Supplied records ->
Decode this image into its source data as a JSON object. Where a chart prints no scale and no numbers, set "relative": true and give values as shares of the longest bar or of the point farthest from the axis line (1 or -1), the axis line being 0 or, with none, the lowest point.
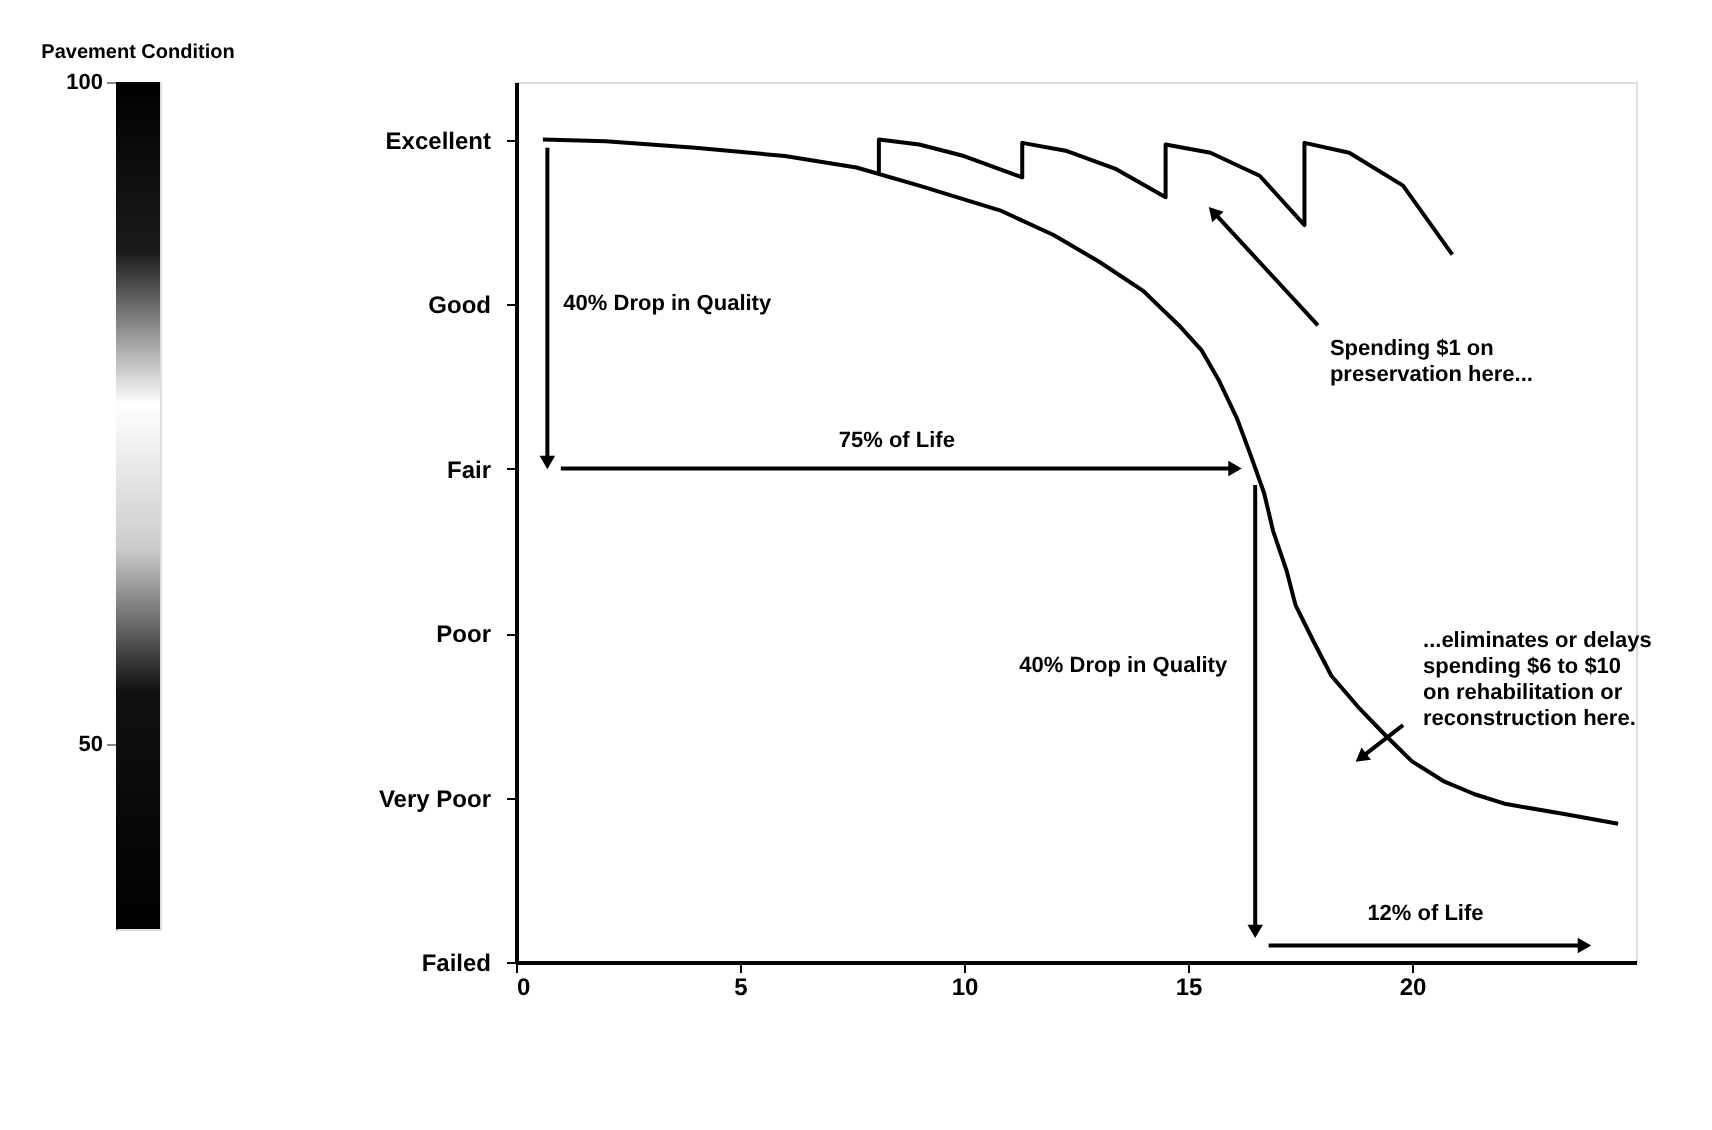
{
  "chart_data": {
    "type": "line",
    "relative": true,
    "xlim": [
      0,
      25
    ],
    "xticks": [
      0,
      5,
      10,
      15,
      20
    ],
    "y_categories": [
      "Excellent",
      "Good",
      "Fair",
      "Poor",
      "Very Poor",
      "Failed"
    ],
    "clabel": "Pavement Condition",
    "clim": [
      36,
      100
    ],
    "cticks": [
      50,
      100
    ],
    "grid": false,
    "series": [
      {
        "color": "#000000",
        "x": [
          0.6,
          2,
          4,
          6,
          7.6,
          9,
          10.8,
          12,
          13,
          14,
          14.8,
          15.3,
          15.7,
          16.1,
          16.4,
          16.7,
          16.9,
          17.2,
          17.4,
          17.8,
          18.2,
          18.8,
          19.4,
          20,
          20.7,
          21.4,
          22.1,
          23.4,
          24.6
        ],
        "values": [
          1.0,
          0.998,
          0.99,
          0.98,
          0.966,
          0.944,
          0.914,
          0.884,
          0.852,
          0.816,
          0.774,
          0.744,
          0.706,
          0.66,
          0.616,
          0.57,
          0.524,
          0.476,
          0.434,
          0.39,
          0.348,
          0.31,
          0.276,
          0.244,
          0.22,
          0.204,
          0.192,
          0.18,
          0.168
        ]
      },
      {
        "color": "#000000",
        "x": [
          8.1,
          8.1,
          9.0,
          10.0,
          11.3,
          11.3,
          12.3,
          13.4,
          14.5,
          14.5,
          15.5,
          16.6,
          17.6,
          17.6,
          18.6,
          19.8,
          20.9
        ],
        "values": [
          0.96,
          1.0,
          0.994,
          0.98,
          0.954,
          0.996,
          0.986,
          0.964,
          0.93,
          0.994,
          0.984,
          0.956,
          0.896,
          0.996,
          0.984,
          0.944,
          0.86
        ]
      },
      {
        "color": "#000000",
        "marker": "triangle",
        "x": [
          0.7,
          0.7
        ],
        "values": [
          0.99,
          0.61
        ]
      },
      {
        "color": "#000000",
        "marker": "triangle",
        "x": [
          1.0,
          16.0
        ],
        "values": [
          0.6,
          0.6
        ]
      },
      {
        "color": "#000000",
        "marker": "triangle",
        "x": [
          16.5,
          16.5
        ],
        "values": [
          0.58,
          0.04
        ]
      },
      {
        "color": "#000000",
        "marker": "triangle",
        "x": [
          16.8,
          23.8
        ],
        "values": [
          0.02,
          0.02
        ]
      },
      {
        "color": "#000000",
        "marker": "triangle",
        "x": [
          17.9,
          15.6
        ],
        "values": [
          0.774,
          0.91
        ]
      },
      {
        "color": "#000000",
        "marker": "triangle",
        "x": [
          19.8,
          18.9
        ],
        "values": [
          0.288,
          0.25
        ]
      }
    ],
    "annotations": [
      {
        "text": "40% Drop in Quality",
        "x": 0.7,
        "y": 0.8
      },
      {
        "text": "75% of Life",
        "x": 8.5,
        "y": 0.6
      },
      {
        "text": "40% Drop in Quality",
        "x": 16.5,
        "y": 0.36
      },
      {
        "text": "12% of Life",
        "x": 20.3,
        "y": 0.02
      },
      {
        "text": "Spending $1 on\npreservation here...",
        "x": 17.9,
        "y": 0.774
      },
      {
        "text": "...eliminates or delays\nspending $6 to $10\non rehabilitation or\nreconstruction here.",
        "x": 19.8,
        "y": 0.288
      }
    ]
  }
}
--
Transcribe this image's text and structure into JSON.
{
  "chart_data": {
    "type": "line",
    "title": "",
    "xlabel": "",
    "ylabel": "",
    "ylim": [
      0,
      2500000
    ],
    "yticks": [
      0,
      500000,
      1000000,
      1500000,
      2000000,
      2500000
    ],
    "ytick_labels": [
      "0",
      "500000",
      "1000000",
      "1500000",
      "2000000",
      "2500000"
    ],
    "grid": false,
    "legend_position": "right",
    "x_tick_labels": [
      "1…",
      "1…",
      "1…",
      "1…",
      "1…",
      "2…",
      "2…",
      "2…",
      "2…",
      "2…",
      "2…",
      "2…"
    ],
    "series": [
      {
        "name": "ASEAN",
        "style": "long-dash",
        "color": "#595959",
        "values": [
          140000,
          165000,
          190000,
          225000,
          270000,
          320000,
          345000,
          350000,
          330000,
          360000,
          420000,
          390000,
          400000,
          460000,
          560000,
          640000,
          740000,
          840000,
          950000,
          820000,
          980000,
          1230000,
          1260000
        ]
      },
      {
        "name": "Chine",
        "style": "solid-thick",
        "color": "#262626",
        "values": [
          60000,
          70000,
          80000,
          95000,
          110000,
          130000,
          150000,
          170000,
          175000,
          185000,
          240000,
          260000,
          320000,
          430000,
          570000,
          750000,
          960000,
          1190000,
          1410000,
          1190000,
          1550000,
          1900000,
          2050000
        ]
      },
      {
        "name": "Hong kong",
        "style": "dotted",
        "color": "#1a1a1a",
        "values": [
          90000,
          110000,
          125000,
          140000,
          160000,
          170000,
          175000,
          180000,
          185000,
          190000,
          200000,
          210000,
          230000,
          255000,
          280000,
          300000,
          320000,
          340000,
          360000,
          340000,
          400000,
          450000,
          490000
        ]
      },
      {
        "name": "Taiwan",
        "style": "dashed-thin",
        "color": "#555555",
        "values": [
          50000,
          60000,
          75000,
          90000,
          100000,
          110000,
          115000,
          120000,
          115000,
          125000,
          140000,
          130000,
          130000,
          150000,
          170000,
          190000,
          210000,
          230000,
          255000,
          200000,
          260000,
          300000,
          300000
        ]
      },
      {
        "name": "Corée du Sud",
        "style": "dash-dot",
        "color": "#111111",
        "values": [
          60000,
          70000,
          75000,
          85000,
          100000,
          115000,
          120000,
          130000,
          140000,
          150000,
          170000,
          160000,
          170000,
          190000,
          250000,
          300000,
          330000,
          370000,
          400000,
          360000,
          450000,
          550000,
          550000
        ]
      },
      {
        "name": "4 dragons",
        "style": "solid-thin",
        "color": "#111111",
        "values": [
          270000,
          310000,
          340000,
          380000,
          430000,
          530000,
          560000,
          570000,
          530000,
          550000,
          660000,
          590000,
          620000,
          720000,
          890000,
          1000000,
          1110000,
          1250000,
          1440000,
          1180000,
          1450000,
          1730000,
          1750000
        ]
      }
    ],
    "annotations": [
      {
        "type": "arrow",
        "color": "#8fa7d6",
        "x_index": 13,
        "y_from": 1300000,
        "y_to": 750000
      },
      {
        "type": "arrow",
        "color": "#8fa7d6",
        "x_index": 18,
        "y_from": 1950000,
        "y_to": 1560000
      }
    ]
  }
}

What you are asked to do -> Find each line that has the word "into", then copy it out.

Solution below ->
Decode this image into its source data as a JSON object. Where a chart prints no scale and no numbers, set "relative": true and give values as shares of the longest bar or of the point farthest from the axis line (1 or -1), the axis line being 0 or, with none, the lowest point.
Transcribe this image's text and structure into JSON.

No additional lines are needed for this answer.